— Brief —
Would you repeat the listing exactly but omit every picture?

(Figure record extracts)
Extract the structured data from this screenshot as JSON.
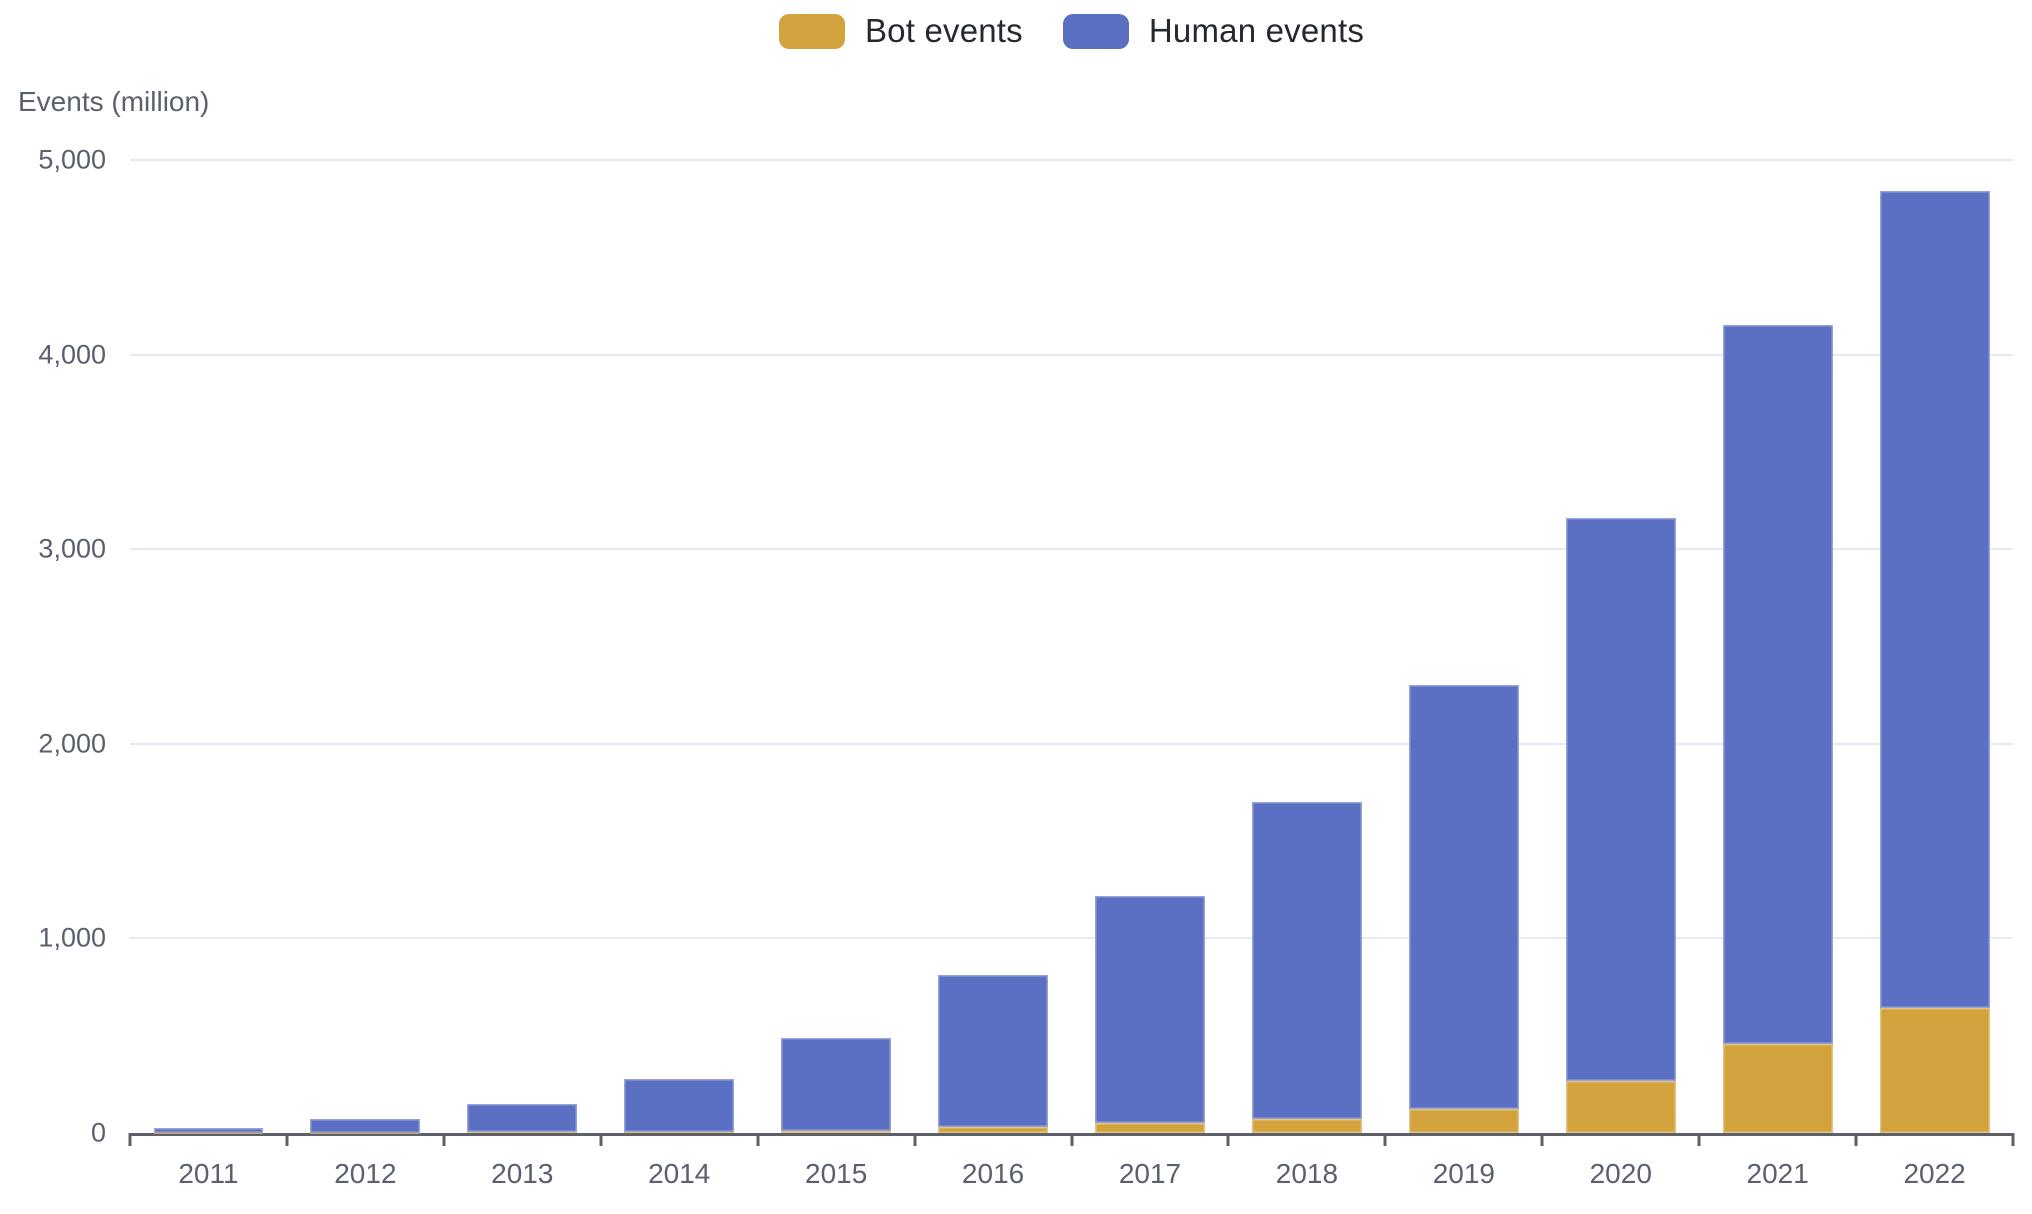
{
  "legend": {
    "items": [
      {
        "label": "Bot events",
        "color": "#d2a23c"
      },
      {
        "label": "Human events",
        "color": "#5b70c2"
      }
    ]
  },
  "y_axis_title": "Events (million)",
  "chart_data": {
    "type": "bar",
    "stacked": true,
    "title": "",
    "xlabel": "",
    "ylabel": "Events (million)",
    "categories": [
      "2011",
      "2012",
      "2013",
      "2014",
      "2015",
      "2016",
      "2017",
      "2018",
      "2019",
      "2020",
      "2021",
      "2022"
    ],
    "series": [
      {
        "name": "Bot events",
        "color": "#d2a23c",
        "values": [
          1,
          1,
          3,
          6,
          12,
          30,
          52,
          73,
          125,
          268,
          456,
          643
        ]
      },
      {
        "name": "Human events",
        "color": "#5b70c2",
        "values": [
          27,
          69,
          147,
          274,
          478,
          780,
          1168,
          1627,
          2175,
          2892,
          3694,
          4197
        ]
      }
    ],
    "totals": [
      28,
      70,
      150,
      280,
      490,
      810,
      1220,
      1700,
      2300,
      3160,
      4150,
      4840
    ],
    "ylim": [
      0,
      5000
    ],
    "yticks": [
      0,
      1000,
      2000,
      3000,
      4000,
      5000
    ],
    "ytick_labels": [
      "0",
      "1,000",
      "2,000",
      "3,000",
      "4,000",
      "5,000"
    ],
    "grid": true,
    "legend_position": "top-center"
  }
}
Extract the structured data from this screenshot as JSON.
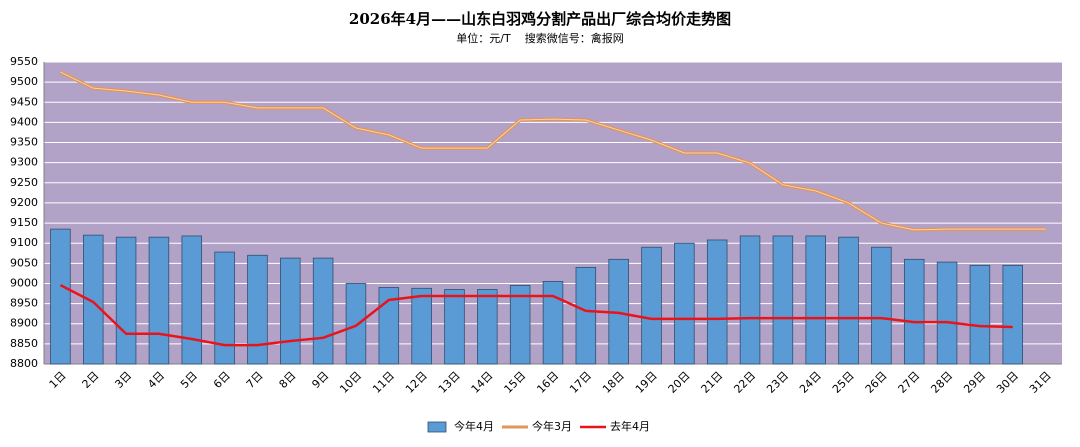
{
  "chart_data": {
    "type": "bar_line",
    "title": "2026年4月——山东白羽鸡分割产品出厂综合均价走势图",
    "subtitle": "单位：元/T    搜索微信号：禽报网",
    "categories": [
      "1日",
      "2日",
      "3日",
      "4日",
      "5日",
      "6日",
      "7日",
      "8日",
      "9日",
      "10日",
      "11日",
      "12日",
      "13日",
      "14日",
      "15日",
      "16日",
      "17日",
      "18日",
      "19日",
      "20日",
      "21日",
      "22日",
      "23日",
      "24日",
      "25日",
      "26日",
      "27日",
      "28日",
      "29日",
      "30日",
      "31日"
    ],
    "series": [
      {
        "name": "今年4月",
        "type": "bar",
        "color": "#5b9bd5",
        "values": [
          9135,
          9120,
          9115,
          9115,
          9118,
          9078,
          9070,
          9063,
          9063,
          9000,
          8990,
          8988,
          8985,
          8985,
          8995,
          9005,
          9040,
          9060,
          9090,
          9100,
          9108,
          9118,
          9118,
          9118,
          9115,
          9090,
          9060,
          9053,
          9045,
          9045,
          null
        ]
      },
      {
        "name": "今年3月",
        "type": "line",
        "color": "#e0955a",
        "values": [
          9525,
          9485,
          9478,
          9468,
          9450,
          9450,
          9436,
          9436,
          9436,
          9386,
          9369,
          9336,
          9336,
          9336,
          9406,
          9408,
          9406,
          9381,
          9356,
          9324,
          9324,
          9299,
          9245,
          9230,
          9200,
          9150,
          9133,
          9135,
          9135,
          9135,
          9135
        ]
      },
      {
        "name": "去年4月",
        "type": "line",
        "color": "#e8141c",
        "values": [
          8996,
          8954,
          8875,
          8875,
          8862,
          8847,
          8847,
          8857,
          8865,
          8895,
          8959,
          8969,
          8969,
          8969,
          8969,
          8969,
          8932,
          8927,
          8912,
          8912,
          8912,
          8914,
          8914,
          8914,
          8914,
          8914,
          8904,
          8904,
          8894,
          8892,
          null
        ]
      }
    ],
    "ylim": [
      8800,
      9550
    ],
    "yticks": [
      8800,
      8850,
      8900,
      8950,
      9000,
      9050,
      9100,
      9150,
      9200,
      9250,
      9300,
      9350,
      9400,
      9450,
      9500,
      9550
    ],
    "grid": true,
    "legend": "bottom"
  }
}
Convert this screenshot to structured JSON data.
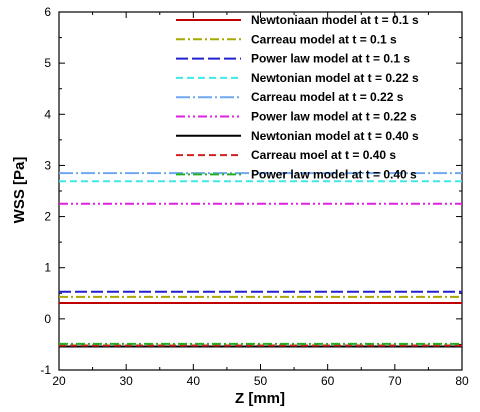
{
  "chart_data": {
    "type": "line",
    "xlabel": "Z [mm]",
    "ylabel": "WSS [Pa]",
    "xlim": [
      20,
      80
    ],
    "ylim": [
      -1,
      6
    ],
    "x_ticks": [
      20,
      30,
      40,
      50,
      60,
      70,
      80
    ],
    "y_ticks": [
      -1,
      0,
      1,
      2,
      3,
      4,
      5,
      6
    ],
    "grid": false,
    "legend_position": "top-right",
    "x": [
      20,
      80
    ],
    "series": [
      {
        "name": "Newtoniaan model at t = 0.1 s",
        "values": [
          0.31,
          0.31
        ],
        "color": "#c00000",
        "dash": "solid"
      },
      {
        "name": "Carreau model at t = 0.1 s",
        "values": [
          0.43,
          0.43
        ],
        "color": "#a8a800",
        "dash": "dashdot"
      },
      {
        "name": "Power law model at t = 0.1 s",
        "values": [
          0.53,
          0.53
        ],
        "color": "#2020d0",
        "dash": "longdash"
      },
      {
        "name": "Newtonian model at t = 0.22 s",
        "values": [
          2.69,
          2.69
        ],
        "color": "#40e8e8",
        "dash": "dash"
      },
      {
        "name": "Carreau model at t = 0.22 s",
        "values": [
          2.85,
          2.85
        ],
        "color": "#6fa8f0",
        "dash": "dashdotlong"
      },
      {
        "name": "Power law model at t = 0.22 s",
        "values": [
          2.25,
          2.25
        ],
        "color": "#e020e0",
        "dash": "dashdotdot"
      },
      {
        "name": "Newtonian model at t = 0.40 s",
        "values": [
          -0.54,
          -0.54
        ],
        "color": "#000000",
        "dash": "solid"
      },
      {
        "name": "Carreau moel at t = 0.40 s",
        "values": [
          -0.52,
          -0.52
        ],
        "color": "#d02020",
        "dash": "dash"
      },
      {
        "name": "Power law model at t = 0.40 s",
        "values": [
          -0.49,
          -0.49
        ],
        "color": "#20b020",
        "dash": "dashdot"
      }
    ]
  }
}
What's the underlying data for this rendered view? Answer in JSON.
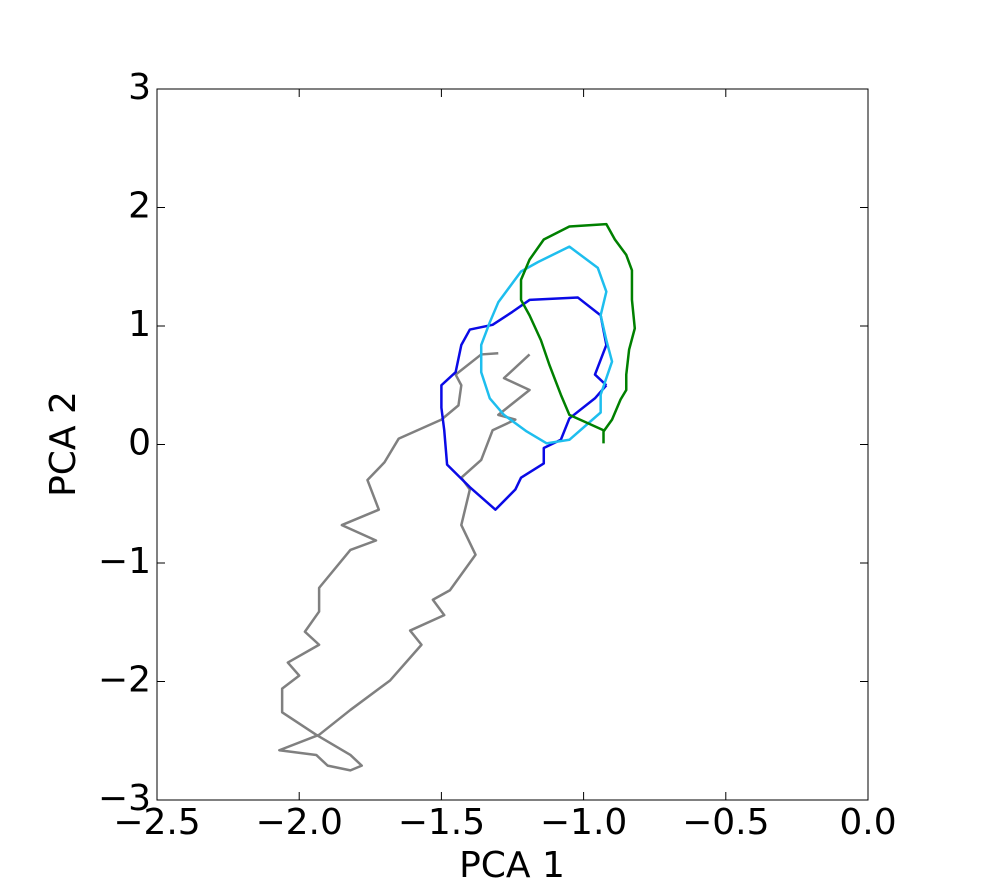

— Written response —
Extract the structured data from this screenshot as JSON.
{
  "legend": {
    "items": [
      {
        "label": "Bot events",
        "color": "#d2a23c"
      },
      {
        "label": "Human events",
        "color": "#5b70c2"
      }
    ]
  },
  "y_axis_title": "Events (million)",
  "chart_data": {
    "type": "bar",
    "stacked": true,
    "title": "",
    "xlabel": "",
    "ylabel": "Events (million)",
    "categories": [
      "2011",
      "2012",
      "2013",
      "2014",
      "2015",
      "2016",
      "2017",
      "2018",
      "2019",
      "2020",
      "2021",
      "2022"
    ],
    "series": [
      {
        "name": "Bot events",
        "color": "#d2a23c",
        "values": [
          1,
          1,
          3,
          6,
          12,
          30,
          52,
          73,
          125,
          268,
          456,
          643
        ]
      },
      {
        "name": "Human events",
        "color": "#5b70c2",
        "values": [
          27,
          69,
          147,
          274,
          478,
          780,
          1168,
          1627,
          2175,
          2892,
          3694,
          4197
        ]
      }
    ],
    "totals": [
      28,
      70,
      150,
      280,
      490,
      810,
      1220,
      1700,
      2300,
      3160,
      4150,
      4840
    ],
    "ylim": [
      0,
      5000
    ],
    "yticks": [
      0,
      1000,
      2000,
      3000,
      4000,
      5000
    ],
    "ytick_labels": [
      "0",
      "1,000",
      "2,000",
      "3,000",
      "4,000",
      "5,000"
    ],
    "grid": true,
    "legend_position": "top-center"
  }
}
Extract the structured data from this screenshot as JSON.
{
  "chart_data": {
    "type": "bar_line",
    "title": "2026年4月——山东白羽鸡分割产品出厂综合均价走势图",
    "subtitle": "单位：元/T    搜索微信号：禽报网",
    "categories": [
      "1日",
      "2日",
      "3日",
      "4日",
      "5日",
      "6日",
      "7日",
      "8日",
      "9日",
      "10日",
      "11日",
      "12日",
      "13日",
      "14日",
      "15日",
      "16日",
      "17日",
      "18日",
      "19日",
      "20日",
      "21日",
      "22日",
      "23日",
      "24日",
      "25日",
      "26日",
      "27日",
      "28日",
      "29日",
      "30日",
      "31日"
    ],
    "series": [
      {
        "name": "今年4月",
        "type": "bar",
        "color": "#5b9bd5",
        "values": [
          9135,
          9120,
          9115,
          9115,
          9118,
          9078,
          9070,
          9063,
          9063,
          9000,
          8990,
          8988,
          8985,
          8985,
          8995,
          9005,
          9040,
          9060,
          9090,
          9100,
          9108,
          9118,
          9118,
          9118,
          9115,
          9090,
          9060,
          9053,
          9045,
          9045,
          null
        ]
      },
      {
        "name": "今年3月",
        "type": "line",
        "color": "#e0955a",
        "values": [
          9525,
          9485,
          9478,
          9468,
          9450,
          9450,
          9436,
          9436,
          9436,
          9386,
          9369,
          9336,
          9336,
          9336,
          9406,
          9408,
          9406,
          9381,
          9356,
          9324,
          9324,
          9299,
          9245,
          9230,
          9200,
          9150,
          9133,
          9135,
          9135,
          9135,
          9135
        ]
      },
      {
        "name": "去年4月",
        "type": "line",
        "color": "#e8141c",
        "values": [
          8996,
          8954,
          8875,
          8875,
          8862,
          8847,
          8847,
          8857,
          8865,
          8895,
          8959,
          8969,
          8969,
          8969,
          8969,
          8969,
          8932,
          8927,
          8912,
          8912,
          8912,
          8914,
          8914,
          8914,
          8914,
          8914,
          8904,
          8904,
          8894,
          8892,
          null
        ]
      }
    ],
    "ylim": [
      8800,
      9550
    ],
    "yticks": [
      8800,
      8850,
      8900,
      8950,
      9000,
      9050,
      9100,
      9150,
      9200,
      9250,
      9300,
      9350,
      9400,
      9450,
      9500,
      9550
    ],
    "grid": true,
    "legend": "bottom"
  }
}
Convert this screenshot to structured JSON data.
{
  "chart_data": {
    "type": "line",
    "xlabel": "Z [mm]",
    "ylabel": "WSS [Pa]",
    "xlim": [
      20,
      80
    ],
    "ylim": [
      -1,
      6
    ],
    "x_ticks": [
      20,
      30,
      40,
      50,
      60,
      70,
      80
    ],
    "y_ticks": [
      -1,
      0,
      1,
      2,
      3,
      4,
      5,
      6
    ],
    "grid": false,
    "legend_position": "top-right",
    "x": [
      20,
      80
    ],
    "series": [
      {
        "name": "Newtoniaan model at t = 0.1 s",
        "values": [
          0.31,
          0.31
        ],
        "color": "#c00000",
        "dash": "solid"
      },
      {
        "name": "Carreau model at t = 0.1 s",
        "values": [
          0.43,
          0.43
        ],
        "color": "#a8a800",
        "dash": "dashdot"
      },
      {
        "name": "Power law model at t = 0.1 s",
        "values": [
          0.53,
          0.53
        ],
        "color": "#2020d0",
        "dash": "longdash"
      },
      {
        "name": "Newtonian model at t = 0.22 s",
        "values": [
          2.69,
          2.69
        ],
        "color": "#40e8e8",
        "dash": "dash"
      },
      {
        "name": "Carreau model at t = 0.22 s",
        "values": [
          2.85,
          2.85
        ],
        "color": "#6fa8f0",
        "dash": "dashdotlong"
      },
      {
        "name": "Power law model at t = 0.22 s",
        "values": [
          2.25,
          2.25
        ],
        "color": "#e020e0",
        "dash": "dashdotdot"
      },
      {
        "name": "Newtonian model at t = 0.40 s",
        "values": [
          -0.54,
          -0.54
        ],
        "color": "#000000",
        "dash": "solid"
      },
      {
        "name": "Carreau moel at t = 0.40 s",
        "values": [
          -0.52,
          -0.52
        ],
        "color": "#d02020",
        "dash": "dash"
      },
      {
        "name": "Power law model at t = 0.40 s",
        "values": [
          -0.49,
          -0.49
        ],
        "color": "#20b020",
        "dash": "dashdot"
      }
    ]
  }
}
What's the underlying data for this rendered view? Answer in JSON.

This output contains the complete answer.